Tekstfragment:
═══

Hij heeft een enorme lapis-lazuliverzameling. Wist je, dat laos galanga is? Die
ontwikkeling gaat via de larventoestand. Een LAN-party zonder computers is
ondenkbaar (local area network). Met larp
wordt live-action role-playing, een rollenspel, bedoeld. Daar heb je die
lazerstraal weer met zijn laserstraal.
2. Laat
dan die lastpost de Last Post maar blazen. Een bed kan een lattenbodem (latten bodem) hebben. Lavas kun je toch
gewoon op lavash gebruiken? Een lazaret is niet alleen voor leprozen. Een led-tv
heeft een ledscherm. Hij gebruikt lecithinenpreparaten (VD:
zonder tussen-n). Zit er statiegeld op dat leeggoed [BE]? Hij is een snelle Duitsleerder. Hij volgt
een leer-werktraject en verstouwt veel leerwerk. Zit hij weer te legoën? Leisure
is besteding van de vrije tijd. Lethargie kan letaal zijn. In dat Libelleproza
komt het libellennet niet voor. De LGO-besluiten betreffen landen en gebieden
overzee. Bij golfen is de lie [laaj] belangrijk.
Is een light verse ook een lightproduct? Een dwerg is een lilliputter [2 x ie]. Is het limbisch systeem specifiek
menselijk? The sky is the limit: dat is dus de limit. Lindaan is een
insectendodende stof. De line-up kom je bij meer sporten tegen, de line-out alleen
bij rugby. Hij is links-extremist. Af en toe hebben ze op de Antillen een
lionfishinvasie.

═══

Geëxtraheerde gegevens:
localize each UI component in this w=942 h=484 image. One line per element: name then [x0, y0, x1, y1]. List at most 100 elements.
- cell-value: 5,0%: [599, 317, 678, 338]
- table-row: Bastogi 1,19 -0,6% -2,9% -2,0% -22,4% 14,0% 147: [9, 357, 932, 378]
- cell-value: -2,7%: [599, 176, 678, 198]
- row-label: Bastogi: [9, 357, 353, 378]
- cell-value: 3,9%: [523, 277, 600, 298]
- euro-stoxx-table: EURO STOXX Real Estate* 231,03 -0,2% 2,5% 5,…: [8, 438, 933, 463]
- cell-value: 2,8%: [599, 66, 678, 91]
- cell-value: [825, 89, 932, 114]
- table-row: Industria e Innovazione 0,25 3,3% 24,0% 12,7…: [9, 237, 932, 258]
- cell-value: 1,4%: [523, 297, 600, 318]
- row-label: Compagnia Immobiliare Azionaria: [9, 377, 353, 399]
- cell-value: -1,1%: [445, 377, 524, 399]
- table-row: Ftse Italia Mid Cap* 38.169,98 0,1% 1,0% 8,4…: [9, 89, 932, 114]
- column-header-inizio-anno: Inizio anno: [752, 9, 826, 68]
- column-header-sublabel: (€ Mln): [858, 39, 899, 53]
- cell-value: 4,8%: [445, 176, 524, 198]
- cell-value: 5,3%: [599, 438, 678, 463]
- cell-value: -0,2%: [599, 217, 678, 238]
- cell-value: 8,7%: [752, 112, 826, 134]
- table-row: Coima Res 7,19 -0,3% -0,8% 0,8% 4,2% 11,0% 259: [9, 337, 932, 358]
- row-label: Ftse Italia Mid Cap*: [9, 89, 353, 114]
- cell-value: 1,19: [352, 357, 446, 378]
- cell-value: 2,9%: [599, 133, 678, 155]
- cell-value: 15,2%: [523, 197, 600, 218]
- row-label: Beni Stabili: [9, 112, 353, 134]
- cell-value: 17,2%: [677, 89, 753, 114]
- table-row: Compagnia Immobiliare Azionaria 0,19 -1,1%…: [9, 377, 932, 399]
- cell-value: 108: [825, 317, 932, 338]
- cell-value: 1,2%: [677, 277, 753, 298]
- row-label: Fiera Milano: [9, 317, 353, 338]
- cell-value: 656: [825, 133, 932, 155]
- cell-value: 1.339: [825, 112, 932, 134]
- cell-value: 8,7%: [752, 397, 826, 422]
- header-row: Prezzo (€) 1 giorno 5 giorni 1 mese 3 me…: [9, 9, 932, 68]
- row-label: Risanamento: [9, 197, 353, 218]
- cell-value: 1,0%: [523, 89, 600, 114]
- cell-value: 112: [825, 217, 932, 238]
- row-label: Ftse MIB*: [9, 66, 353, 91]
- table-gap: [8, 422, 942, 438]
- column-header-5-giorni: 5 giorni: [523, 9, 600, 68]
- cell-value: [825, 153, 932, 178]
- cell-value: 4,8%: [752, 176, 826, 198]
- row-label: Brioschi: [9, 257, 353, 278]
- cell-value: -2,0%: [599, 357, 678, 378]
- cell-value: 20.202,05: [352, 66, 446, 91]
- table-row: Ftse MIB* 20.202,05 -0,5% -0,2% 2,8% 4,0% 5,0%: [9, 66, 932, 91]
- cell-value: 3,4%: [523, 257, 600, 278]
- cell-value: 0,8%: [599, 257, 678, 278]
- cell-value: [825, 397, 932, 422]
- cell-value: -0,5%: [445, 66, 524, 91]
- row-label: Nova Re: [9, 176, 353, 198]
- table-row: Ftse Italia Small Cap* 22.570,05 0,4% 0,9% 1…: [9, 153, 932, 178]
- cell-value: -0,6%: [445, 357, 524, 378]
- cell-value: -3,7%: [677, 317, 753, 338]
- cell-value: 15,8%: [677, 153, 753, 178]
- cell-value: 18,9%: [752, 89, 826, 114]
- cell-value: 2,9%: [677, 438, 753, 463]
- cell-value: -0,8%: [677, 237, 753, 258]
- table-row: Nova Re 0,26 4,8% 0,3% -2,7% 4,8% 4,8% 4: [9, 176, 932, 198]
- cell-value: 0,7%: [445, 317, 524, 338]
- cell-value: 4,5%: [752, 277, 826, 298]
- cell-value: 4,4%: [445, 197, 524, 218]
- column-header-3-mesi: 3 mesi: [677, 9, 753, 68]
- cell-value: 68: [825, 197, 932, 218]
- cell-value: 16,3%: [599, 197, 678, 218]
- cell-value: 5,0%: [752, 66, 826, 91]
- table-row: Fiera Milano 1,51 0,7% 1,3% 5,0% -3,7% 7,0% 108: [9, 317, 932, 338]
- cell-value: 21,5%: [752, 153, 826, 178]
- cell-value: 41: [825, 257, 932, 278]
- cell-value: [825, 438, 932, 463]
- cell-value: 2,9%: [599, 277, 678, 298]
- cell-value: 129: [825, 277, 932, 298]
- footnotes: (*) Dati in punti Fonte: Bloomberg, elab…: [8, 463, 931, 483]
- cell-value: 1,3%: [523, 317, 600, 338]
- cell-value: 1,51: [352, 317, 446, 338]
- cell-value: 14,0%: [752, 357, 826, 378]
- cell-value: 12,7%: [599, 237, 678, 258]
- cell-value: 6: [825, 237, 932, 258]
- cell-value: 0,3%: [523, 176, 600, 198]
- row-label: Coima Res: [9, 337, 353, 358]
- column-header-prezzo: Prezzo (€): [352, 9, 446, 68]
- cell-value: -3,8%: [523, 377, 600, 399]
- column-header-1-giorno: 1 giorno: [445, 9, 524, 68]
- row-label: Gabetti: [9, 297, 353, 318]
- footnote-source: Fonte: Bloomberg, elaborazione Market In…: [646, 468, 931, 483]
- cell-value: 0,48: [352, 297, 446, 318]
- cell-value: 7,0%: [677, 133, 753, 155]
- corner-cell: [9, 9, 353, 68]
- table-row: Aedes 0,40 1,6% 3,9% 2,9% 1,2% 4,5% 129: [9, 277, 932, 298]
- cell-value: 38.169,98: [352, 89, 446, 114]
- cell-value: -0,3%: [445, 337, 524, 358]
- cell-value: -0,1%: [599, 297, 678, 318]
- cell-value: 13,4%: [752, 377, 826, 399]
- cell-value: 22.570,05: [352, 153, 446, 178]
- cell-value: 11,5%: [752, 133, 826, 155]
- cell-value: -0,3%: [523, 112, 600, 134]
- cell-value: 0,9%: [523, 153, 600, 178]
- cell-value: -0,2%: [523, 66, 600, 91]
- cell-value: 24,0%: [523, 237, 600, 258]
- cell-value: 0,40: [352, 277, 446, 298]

═══

Opdracht: Schrijf het tekstfragment verder vanaf de laatste zin.

Antwoord:
3. Mijn
zoon volgt een liostage. Hij heeft een hele lipidenstudie [VD: geen tussen-n] achter de rug. Hoeveel lisdoddensoorten
zijn er? Is dat een livealbum of een live album? Interessant met
*piet*: vogel: bonte piet (scholekster),
luis: als de pieten (heel erg), een hele
piet, de hoge pieten in den Haag, een saaie piet, een piet in iets zijn (goed), de grote piet uithangen (plassen, dik doen), hete melk en dikke pieten (zeker gebak, op het ijs), iemand bij z'n pietje
hebben (penis, ook figuurlijk), veel piet
hebben (geluk), zich piet (bnw.) houden, zo piet als een muisje (stil, koest), Piet: Piet Snot, Pietje de Dood (Magere Hein), Zwarte Piet, Piet, Pieterbaas, Sint
en Piet, Sinterklaas en zijn Pieten, een malle pietje (handelaar
in de tweedehandsspullen (tweedehands spullen)), Piet de smeerpoets, (werp)spiets
(spies, speer), Sint-Pieter, een pietertje (klein beetje), platte pieter (= platte peter, tuinboon), spie (spietje!), kepie (kepietje!),
kopie(tje), pietlut, pietsie,
pietsje en hulppiet.
4.
Verder: opspieën (hij spiet
op, dat hij opspiet), pappie(tje), pieterig, saaipiet, utopie(tje), zeurpiet, hippietijd (!), hoofdpiet, okapi(etje), pieterman (zeevis – onderdeel van de
pietervis(sen), gulden – inwoner van Leuven – ook: peterman, penis; vgl.
Pieterbaas!), verpieterd, keukenpiet, pietjesbak (triktrak, bakje met dobbelstenen), pietlut(tig)(heid), verpieteren, zielenpiet, zwartepiet (toespelen = zwartepieten), ietsepietsie, pieterselie
(= peterselie), kanariepiet, therapie(tje), ietsepietsie, ietsjepietsje, therapietrouw (!), pietendiploma, pietepeut, pietepeuterig,
pietepeuter(en), pietje-precies, zwartepietenspel,
zwartepietenpak, chelatietherapie(tje), koek-en-zopietent(!) en zwartepietenbeleid (tot zover GB).
5. Uit
VD nog wat interessante zaken: ietsjepietsje, impiëteit (slechtheid, goddeloosheid), kleurenpiet (regenboogpiet), Knekelpiet (de dood), paupiëtte (bv.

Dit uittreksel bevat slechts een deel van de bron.